— Start of DATA TO USE —
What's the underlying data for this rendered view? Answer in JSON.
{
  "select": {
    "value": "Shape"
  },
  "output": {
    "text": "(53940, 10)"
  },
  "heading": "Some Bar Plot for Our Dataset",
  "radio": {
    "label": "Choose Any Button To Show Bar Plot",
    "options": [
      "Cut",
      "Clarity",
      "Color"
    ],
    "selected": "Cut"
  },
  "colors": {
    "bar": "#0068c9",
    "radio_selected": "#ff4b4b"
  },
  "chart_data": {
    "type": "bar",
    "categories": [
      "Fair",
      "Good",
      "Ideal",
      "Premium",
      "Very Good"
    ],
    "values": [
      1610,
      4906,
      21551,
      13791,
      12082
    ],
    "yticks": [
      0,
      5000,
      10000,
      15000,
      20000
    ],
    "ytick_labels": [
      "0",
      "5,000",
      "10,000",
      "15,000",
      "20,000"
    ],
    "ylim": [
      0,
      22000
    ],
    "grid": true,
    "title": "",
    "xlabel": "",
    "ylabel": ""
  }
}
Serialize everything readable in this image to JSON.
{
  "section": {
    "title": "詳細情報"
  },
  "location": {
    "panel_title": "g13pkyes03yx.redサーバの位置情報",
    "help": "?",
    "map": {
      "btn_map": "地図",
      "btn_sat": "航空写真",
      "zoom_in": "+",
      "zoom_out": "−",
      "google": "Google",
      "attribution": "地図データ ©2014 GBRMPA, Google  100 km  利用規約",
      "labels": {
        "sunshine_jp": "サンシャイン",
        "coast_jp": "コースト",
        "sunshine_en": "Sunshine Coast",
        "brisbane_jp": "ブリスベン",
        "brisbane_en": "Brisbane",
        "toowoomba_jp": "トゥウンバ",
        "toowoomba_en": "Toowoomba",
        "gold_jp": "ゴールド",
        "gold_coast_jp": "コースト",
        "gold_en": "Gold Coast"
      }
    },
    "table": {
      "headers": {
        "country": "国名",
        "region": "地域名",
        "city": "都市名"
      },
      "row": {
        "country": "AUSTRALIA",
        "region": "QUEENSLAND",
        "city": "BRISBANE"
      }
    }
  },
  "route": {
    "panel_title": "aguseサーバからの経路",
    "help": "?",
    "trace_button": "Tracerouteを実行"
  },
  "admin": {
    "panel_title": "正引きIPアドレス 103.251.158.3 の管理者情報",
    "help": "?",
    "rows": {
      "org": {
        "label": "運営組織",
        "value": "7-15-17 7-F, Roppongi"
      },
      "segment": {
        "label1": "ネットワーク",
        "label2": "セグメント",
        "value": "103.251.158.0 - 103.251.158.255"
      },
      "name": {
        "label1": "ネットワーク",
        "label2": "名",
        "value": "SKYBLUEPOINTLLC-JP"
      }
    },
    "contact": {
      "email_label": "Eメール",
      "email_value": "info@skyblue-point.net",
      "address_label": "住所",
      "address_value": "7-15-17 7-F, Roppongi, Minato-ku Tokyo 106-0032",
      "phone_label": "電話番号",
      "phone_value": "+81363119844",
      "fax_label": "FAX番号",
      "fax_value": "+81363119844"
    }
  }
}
— End of DATA TO USE —
— Start of DATA TO USE —
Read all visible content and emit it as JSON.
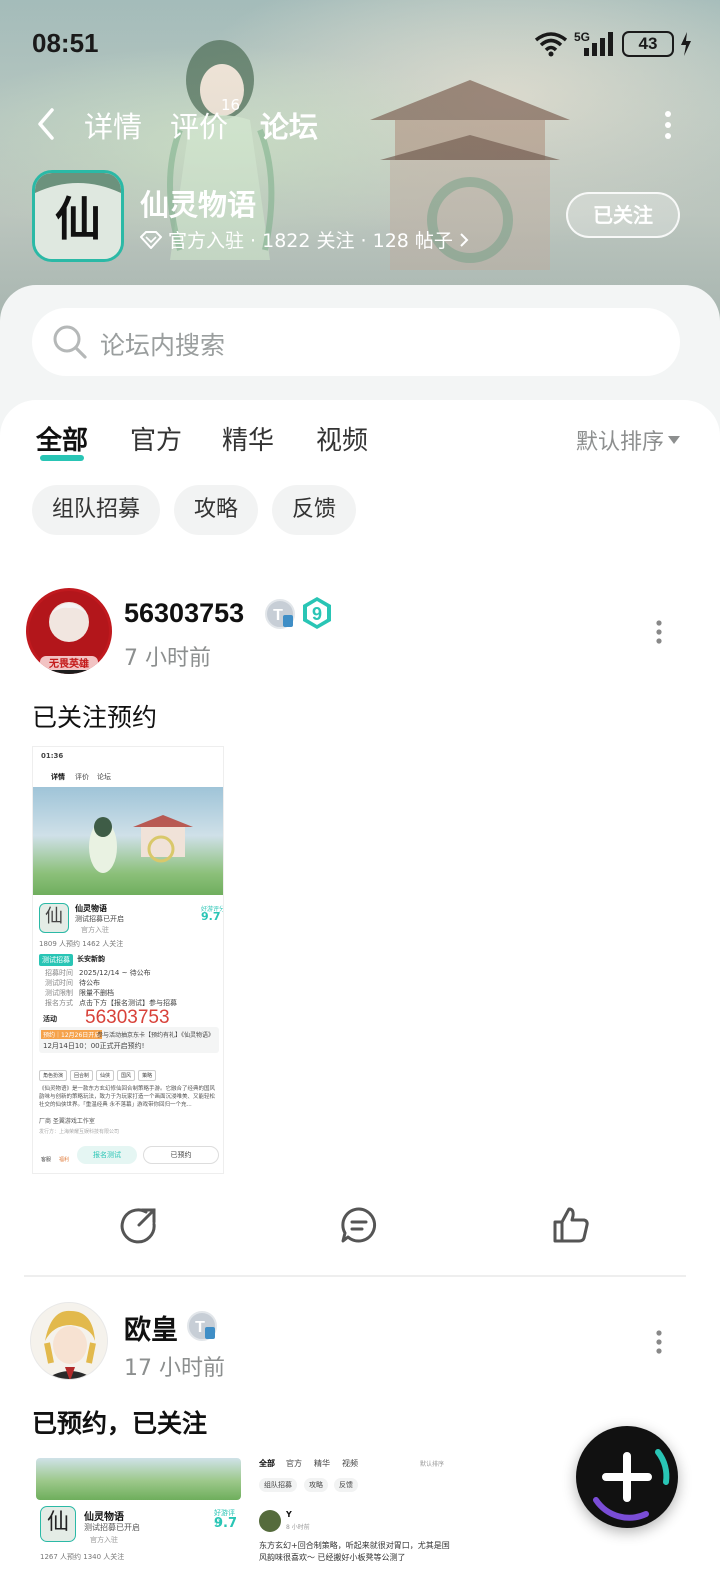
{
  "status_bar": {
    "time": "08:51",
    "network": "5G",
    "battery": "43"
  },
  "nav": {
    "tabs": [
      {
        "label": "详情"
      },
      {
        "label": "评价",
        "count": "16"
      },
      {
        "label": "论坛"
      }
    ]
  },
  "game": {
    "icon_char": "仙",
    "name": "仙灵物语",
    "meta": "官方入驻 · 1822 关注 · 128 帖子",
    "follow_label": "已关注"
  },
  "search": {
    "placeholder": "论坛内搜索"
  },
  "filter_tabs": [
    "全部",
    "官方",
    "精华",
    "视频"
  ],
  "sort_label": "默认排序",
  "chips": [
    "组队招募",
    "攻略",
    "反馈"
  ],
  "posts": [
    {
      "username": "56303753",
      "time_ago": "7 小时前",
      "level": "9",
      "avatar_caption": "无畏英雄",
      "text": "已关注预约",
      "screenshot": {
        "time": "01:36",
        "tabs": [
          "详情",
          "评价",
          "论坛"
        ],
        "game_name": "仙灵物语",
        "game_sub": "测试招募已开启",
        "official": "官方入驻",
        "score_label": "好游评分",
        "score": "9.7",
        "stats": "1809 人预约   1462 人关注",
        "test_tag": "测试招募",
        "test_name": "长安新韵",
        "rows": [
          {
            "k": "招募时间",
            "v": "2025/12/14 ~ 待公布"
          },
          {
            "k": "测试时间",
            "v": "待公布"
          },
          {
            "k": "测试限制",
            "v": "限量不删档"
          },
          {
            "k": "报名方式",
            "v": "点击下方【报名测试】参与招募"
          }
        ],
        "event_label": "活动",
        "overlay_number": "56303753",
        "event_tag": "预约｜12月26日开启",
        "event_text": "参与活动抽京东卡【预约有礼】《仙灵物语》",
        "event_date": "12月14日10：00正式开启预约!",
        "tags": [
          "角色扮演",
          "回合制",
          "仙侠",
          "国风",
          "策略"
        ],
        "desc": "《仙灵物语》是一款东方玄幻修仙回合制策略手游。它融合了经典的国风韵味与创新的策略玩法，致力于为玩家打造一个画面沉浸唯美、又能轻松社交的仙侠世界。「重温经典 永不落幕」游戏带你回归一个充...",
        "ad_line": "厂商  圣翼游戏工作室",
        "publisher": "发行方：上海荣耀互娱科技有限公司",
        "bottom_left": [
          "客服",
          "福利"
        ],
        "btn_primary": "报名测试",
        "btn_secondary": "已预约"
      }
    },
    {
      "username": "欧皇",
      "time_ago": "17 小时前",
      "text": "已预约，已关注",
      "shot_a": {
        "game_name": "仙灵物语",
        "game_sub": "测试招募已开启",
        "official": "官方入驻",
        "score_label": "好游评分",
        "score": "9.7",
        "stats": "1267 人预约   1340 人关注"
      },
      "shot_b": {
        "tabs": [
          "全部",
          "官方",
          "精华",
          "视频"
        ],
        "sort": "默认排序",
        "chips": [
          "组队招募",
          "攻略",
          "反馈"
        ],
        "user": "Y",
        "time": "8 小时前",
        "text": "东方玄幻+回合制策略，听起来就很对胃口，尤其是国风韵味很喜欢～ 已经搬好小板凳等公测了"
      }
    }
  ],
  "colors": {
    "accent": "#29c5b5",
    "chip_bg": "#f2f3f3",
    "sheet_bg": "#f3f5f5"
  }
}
— End of DATA TO USE —
> PROBLEM TO WORK ON: Select from the material above each line in which the string "Plot" appears, and list those lines.

> FINAL ANSWER:
  "heading": "Some Bar Plot for Our Dataset",
    "label": "Choose Any Button To Show Bar Plot",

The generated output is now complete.